***** Texto proporcionado

Cómo decorar tu sala: ideas para crear espacios modernos y acogedores
En toda casa hay un lugar que concentra la vida: donde las conversaciones se dan sin prisa, el ruido del mundo se apaga y el tiempo se siente más lento. La sala es ese espacio: el corazón social y emocional del hogar.
Hoy, el diseño de interiores va más allá de la estética. Se ha convertido en una herramienta para transformar los espacios sociales en lugares que no solo funcionan, sino que despiertan emociones a través de materiales, formas y objetos que dialogan con quienes los habitan.
Estilos diversos, mobiliario con historia, iluminación cuidadosamente curada y materiales conectados con lo esencial se conjugan para lograr un mismo objetivo: crear salas acogedoras, vividas y coherentes con el estilo de vida de quienes las habitan.

Sala abierta y conectada: ideal para el encuentro social
En este apartamento, la sala es el núcleo de una zona social integrada con la cocina y el comedor. Al abrir la puerta del 401, el espacio se revela gracias a un gesto claro de diseño: dos poltronas imponentes en madera oscura y tapicería clara.

**********

Ejercicios ▸
[A] Modifica el tramo del texto sobre la decoración de la sala que va desde "Estilos diversos, mobiliario" hasta "quienes las habitan." y escríbelo de nuevo con "salas acogedoras" sustituido por "salas cálidas".
[B] Según el texto sobre la decoración de la sala, ¿a qué se debe que el espacio se revele al abrir la puerta del 401?
[C] Prosigue el texto sobre la decoración de la sala a partir de la última oración que aparece.

***** Material proporcionado

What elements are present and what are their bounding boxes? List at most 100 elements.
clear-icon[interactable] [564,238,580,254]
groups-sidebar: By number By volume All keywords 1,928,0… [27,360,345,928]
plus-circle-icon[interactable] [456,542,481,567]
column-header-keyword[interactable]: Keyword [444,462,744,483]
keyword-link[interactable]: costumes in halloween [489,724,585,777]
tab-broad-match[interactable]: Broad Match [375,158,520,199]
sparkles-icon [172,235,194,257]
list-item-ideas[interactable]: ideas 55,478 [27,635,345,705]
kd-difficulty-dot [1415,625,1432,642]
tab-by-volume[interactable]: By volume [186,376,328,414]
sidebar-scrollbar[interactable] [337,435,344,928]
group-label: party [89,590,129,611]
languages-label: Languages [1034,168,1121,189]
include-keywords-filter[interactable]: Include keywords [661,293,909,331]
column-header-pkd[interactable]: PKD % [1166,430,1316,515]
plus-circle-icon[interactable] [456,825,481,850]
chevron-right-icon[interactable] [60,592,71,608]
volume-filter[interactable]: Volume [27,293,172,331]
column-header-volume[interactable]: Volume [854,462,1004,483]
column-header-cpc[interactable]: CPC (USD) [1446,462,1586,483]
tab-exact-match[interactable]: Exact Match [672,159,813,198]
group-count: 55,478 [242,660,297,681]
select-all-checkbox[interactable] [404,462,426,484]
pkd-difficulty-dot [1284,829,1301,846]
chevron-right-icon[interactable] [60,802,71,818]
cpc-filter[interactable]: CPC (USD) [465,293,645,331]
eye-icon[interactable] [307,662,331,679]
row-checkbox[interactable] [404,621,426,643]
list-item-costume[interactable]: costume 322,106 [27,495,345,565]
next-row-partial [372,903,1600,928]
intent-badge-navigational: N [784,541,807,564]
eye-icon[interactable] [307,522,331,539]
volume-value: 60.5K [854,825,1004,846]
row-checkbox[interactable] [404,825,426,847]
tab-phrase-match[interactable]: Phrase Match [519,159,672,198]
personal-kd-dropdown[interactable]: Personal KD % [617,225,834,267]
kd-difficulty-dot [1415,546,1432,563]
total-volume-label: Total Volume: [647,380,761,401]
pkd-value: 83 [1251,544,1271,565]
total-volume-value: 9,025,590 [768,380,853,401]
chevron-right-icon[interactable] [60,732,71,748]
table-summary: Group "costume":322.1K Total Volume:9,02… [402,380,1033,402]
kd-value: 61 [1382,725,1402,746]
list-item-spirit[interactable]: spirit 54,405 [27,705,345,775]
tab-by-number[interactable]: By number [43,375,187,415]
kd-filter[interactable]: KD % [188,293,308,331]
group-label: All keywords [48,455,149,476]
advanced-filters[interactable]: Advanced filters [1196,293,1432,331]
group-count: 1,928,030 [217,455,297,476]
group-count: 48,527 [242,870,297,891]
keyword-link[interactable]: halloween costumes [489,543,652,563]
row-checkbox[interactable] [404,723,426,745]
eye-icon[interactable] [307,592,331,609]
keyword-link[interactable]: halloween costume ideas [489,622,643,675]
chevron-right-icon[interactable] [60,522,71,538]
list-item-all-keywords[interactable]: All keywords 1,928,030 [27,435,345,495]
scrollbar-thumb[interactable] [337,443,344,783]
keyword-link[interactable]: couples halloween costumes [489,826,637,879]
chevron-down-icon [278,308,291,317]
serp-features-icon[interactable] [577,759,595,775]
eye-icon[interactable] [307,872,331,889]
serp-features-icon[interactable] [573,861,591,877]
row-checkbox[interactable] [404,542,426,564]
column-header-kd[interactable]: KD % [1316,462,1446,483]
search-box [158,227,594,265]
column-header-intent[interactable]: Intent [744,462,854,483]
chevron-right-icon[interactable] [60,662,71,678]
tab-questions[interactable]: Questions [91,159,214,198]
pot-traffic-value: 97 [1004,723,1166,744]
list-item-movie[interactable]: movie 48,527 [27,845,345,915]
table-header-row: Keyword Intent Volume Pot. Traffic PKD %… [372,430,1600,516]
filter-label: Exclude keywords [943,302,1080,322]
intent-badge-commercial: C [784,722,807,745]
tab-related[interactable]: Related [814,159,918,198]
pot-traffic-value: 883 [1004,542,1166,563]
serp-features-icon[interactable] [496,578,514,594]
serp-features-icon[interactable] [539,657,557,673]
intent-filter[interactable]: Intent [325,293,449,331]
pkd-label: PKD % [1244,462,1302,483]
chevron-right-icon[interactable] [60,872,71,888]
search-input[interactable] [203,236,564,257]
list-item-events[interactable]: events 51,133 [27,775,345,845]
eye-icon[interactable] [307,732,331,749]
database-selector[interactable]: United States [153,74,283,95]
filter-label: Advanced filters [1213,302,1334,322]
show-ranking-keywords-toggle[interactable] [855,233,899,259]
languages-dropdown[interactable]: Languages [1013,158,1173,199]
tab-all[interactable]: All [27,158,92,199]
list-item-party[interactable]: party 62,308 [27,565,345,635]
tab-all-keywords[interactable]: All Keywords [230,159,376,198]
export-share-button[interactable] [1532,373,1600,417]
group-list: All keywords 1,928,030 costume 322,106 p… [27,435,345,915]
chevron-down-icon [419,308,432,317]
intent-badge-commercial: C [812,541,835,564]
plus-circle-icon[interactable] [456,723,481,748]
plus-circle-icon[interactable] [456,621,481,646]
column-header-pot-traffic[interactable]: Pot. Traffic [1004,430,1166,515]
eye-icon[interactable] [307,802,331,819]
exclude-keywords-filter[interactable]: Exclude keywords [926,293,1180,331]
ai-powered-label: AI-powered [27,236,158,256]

**********

Resultados esperados ▸
[A]
Estilos diversos, mobiliario con historia, iluminación cuidadosamente curada y materiales conectados con lo esencial se conjugan para lograr un mismo objetivo: crear salas cálidas, vividas y coherentes con el estilo de vida de quienes las habitan.

[B] Se debe a un gesto claro de diseño: dos poltronas imponentes en madera oscura y tapicería clara.

[C]
“Queríamos que, apenas se abriera la puerta, se entendiera que ahí hay una sala, que ese es un espacio para quedarse”, explica Juan Manuel Barrera, fundador de 5am.
El sofá se ancla en una esquina en forma de L que replica la geometría del muro, con una tonalidad clara que contrasta con la madera oscura del piso, las poltronas y la mesa de centro. Desde allí, se puede conversar con quienes están en la cocina o el comedor: una disposición pensada para el encuentro.
La iluminación combina una lámpara de piso con pantalla tejida y una serie de spots dirigidos al techo a dos aguas, que crean una atmósfera cálida y envolvente.

Estilo acogedor (Cozy): combina lo industrial con materiales cálidos
Con muros de concreto a la vista, columnas expuestas y techos con vacíos en cemento, este espacio ya tenía una fuerte personalidad. La propuesta de Vilá Decoración no fue suavizar esas características, sino potenciarlas con un lenguaje acogedor.
“No es un estilo industrial puro, sino algo más cozy, que se pueda habitar sin rigidez”, explica Sebastián González, interiorista del proyecto.
Los materiales elegidos —metal, cuero, madera oscura y vidrio ámbar— dialogan con la arquitectura sin perder calidez. Una mesa auxiliar de vidrio color cobre funciona como pieza escultórica y punto focal. “Es funcional, pero también es arte. Queríamos que ciertas piezas no pasaran desapercibidas”, dice González.
En contraste con la estructura cruda, se incorporaron textiles suaves, tapetes con formas orgánicas y mantas tono a tono que abrazan los sofás y suman a la propuesta visual.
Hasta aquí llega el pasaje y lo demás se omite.